**What you need to do:** Give the number of lines that include the string "bottom", nothing more.

******************************

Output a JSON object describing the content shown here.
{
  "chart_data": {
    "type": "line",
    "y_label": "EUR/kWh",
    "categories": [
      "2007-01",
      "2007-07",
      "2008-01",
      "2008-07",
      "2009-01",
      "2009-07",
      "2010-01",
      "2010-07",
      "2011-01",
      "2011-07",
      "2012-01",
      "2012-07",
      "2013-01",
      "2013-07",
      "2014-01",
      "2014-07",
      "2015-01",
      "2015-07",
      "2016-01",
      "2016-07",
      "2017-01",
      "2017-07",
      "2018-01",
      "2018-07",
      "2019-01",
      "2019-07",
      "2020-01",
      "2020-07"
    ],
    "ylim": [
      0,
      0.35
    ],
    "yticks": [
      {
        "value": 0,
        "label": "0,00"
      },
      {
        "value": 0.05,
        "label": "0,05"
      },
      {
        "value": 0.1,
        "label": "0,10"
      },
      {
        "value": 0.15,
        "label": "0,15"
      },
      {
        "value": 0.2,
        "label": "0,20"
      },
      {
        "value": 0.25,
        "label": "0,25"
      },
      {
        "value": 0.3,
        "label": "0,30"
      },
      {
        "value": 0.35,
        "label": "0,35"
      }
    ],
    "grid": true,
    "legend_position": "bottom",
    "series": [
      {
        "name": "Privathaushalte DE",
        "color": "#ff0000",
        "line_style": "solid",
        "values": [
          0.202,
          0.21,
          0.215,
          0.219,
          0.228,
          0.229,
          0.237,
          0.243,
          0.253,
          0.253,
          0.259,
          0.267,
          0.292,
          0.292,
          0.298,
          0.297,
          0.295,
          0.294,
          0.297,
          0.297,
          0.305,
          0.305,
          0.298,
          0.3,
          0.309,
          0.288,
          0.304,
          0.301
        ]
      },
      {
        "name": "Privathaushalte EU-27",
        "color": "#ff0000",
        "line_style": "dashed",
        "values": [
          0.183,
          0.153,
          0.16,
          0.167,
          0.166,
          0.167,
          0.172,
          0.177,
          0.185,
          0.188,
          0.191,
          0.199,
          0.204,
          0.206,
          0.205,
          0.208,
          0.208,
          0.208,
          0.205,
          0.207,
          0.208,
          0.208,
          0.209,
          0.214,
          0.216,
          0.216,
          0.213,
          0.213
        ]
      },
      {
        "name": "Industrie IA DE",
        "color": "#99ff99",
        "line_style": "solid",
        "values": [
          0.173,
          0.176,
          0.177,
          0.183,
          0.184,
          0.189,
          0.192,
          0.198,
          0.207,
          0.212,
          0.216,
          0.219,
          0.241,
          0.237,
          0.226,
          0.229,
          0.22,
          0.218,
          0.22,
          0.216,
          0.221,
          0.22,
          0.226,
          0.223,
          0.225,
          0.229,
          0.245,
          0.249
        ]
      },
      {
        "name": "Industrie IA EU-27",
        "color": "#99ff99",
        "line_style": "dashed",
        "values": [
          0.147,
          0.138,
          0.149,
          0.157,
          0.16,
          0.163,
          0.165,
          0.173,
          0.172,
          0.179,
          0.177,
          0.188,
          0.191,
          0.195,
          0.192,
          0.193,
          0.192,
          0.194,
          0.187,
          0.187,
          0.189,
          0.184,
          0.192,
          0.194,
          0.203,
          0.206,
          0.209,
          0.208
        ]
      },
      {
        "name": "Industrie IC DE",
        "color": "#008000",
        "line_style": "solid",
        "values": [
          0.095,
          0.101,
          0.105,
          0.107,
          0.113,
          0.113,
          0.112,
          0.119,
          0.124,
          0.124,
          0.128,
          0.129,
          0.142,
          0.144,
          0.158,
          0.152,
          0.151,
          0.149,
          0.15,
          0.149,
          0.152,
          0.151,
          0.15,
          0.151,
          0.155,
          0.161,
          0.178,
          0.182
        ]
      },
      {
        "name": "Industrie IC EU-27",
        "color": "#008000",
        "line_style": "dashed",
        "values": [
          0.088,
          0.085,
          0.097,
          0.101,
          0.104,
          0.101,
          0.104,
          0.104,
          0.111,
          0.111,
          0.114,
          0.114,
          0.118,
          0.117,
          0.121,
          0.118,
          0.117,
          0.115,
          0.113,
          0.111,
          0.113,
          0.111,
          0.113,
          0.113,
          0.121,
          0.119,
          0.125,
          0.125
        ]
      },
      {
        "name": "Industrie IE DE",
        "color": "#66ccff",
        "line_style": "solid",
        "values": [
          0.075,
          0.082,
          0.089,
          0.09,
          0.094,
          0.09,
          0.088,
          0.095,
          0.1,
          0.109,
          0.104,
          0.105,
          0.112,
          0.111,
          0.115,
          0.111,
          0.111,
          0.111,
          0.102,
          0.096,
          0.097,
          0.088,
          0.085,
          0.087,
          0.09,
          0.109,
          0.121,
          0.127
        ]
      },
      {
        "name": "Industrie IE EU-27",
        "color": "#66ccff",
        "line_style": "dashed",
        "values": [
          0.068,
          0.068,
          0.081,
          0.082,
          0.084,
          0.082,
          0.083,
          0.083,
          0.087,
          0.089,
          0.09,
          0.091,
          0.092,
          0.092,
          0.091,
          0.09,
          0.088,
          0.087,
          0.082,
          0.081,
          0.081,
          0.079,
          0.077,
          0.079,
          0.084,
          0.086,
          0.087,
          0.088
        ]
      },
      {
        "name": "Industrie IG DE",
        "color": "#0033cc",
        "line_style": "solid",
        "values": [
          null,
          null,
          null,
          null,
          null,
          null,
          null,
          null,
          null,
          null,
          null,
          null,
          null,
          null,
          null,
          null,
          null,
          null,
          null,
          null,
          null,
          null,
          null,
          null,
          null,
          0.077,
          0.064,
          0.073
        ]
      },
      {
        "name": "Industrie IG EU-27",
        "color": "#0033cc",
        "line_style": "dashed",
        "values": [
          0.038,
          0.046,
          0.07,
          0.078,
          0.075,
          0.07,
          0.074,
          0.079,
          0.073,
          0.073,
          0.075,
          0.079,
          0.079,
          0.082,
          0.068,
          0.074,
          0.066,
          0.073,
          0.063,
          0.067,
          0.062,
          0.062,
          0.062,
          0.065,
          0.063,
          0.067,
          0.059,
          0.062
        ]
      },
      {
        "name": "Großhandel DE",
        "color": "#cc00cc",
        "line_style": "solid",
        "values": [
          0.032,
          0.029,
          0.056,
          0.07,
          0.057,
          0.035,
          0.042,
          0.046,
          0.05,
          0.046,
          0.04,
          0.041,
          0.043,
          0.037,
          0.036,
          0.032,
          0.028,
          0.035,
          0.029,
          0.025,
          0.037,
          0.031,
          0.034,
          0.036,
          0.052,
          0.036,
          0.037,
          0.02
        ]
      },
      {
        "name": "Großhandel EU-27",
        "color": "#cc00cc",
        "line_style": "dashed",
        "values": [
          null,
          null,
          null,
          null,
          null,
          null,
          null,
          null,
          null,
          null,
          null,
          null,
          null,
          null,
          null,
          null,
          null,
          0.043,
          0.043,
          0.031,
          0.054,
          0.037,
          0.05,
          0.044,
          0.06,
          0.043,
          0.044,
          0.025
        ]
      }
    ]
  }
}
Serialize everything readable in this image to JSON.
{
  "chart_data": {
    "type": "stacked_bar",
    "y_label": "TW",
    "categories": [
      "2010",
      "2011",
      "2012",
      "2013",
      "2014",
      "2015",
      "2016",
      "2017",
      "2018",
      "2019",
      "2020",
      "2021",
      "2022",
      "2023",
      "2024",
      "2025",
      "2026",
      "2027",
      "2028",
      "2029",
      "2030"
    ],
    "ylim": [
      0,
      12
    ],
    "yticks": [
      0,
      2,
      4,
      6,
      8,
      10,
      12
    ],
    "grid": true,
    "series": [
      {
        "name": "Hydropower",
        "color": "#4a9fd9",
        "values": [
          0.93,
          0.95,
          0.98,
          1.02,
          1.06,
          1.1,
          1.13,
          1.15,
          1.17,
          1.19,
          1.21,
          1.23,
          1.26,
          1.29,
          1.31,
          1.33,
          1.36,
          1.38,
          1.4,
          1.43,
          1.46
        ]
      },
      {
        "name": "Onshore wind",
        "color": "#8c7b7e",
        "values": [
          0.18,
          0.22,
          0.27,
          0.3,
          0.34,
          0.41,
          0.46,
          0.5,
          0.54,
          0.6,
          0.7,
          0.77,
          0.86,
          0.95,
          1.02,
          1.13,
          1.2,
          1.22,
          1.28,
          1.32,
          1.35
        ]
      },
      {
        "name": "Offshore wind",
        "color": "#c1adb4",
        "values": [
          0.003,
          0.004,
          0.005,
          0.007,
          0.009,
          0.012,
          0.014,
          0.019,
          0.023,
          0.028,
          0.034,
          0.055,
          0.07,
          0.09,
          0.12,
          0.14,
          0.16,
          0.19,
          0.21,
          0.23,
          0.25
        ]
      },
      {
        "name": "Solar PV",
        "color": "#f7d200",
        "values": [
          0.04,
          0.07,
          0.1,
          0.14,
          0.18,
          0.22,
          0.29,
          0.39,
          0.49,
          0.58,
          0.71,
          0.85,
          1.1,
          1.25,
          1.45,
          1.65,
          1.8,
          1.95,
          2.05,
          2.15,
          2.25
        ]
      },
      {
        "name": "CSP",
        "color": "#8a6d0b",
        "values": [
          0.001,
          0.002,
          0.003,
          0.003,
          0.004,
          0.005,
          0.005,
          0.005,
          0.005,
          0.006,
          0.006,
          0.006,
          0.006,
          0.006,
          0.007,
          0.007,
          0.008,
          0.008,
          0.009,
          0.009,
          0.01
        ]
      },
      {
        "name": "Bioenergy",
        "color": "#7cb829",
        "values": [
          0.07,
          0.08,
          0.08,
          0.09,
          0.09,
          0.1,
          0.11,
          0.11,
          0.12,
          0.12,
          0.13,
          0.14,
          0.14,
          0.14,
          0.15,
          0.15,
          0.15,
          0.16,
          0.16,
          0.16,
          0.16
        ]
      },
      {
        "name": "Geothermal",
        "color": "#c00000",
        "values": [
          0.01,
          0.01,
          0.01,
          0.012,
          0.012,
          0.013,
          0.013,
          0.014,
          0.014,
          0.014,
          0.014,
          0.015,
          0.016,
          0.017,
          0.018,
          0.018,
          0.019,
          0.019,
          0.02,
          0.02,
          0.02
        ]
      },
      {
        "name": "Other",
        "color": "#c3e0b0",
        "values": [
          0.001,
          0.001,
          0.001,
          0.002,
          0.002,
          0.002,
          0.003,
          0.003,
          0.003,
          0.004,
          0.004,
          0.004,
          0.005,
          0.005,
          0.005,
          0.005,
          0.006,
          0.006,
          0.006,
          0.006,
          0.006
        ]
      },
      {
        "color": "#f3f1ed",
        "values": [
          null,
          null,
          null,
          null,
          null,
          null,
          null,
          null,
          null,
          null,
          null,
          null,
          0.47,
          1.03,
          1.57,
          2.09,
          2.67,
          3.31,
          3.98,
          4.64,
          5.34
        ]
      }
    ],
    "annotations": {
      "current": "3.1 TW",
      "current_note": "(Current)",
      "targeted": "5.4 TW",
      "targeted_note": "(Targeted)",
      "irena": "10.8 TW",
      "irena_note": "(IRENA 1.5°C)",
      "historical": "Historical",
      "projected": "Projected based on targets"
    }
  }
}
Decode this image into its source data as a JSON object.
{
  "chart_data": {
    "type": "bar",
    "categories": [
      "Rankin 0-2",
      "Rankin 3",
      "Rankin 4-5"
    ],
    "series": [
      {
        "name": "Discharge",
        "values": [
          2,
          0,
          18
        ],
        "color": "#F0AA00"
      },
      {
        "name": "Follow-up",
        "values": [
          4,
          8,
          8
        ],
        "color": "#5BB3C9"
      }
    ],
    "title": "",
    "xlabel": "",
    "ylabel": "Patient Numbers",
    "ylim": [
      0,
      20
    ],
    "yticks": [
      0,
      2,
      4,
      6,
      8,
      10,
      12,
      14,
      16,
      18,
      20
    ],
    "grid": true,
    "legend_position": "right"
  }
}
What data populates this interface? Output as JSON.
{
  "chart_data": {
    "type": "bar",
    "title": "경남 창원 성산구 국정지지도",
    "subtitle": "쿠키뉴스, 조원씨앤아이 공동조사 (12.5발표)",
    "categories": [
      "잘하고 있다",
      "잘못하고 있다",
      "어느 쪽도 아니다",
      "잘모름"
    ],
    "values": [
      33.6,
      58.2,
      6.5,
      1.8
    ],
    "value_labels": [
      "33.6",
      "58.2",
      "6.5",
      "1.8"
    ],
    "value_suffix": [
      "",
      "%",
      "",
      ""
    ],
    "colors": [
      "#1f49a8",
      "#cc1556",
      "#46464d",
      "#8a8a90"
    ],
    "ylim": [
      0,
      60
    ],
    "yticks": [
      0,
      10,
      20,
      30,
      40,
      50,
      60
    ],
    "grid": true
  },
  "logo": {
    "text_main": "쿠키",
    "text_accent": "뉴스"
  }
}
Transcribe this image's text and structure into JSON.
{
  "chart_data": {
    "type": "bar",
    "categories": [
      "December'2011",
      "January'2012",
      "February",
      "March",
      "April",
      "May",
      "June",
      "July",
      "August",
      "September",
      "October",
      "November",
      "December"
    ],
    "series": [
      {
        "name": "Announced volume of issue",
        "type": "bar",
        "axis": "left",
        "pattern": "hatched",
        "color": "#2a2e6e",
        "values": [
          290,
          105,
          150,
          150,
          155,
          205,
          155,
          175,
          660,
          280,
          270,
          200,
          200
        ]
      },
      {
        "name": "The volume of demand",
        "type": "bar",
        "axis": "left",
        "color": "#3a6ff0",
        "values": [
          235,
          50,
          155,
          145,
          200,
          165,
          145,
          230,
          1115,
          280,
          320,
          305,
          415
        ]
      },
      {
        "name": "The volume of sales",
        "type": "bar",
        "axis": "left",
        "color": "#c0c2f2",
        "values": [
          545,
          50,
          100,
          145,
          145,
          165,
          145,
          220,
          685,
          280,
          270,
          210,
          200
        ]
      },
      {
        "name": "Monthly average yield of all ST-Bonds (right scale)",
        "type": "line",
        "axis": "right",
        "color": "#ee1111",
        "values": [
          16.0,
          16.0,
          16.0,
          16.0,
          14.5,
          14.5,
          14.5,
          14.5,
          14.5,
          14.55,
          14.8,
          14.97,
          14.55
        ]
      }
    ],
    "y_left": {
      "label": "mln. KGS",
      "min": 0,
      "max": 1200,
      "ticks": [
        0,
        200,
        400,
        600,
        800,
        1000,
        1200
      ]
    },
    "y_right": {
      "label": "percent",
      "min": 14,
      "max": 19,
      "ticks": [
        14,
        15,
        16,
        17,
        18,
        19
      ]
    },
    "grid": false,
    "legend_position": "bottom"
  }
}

******************************

**Problem solution:** 2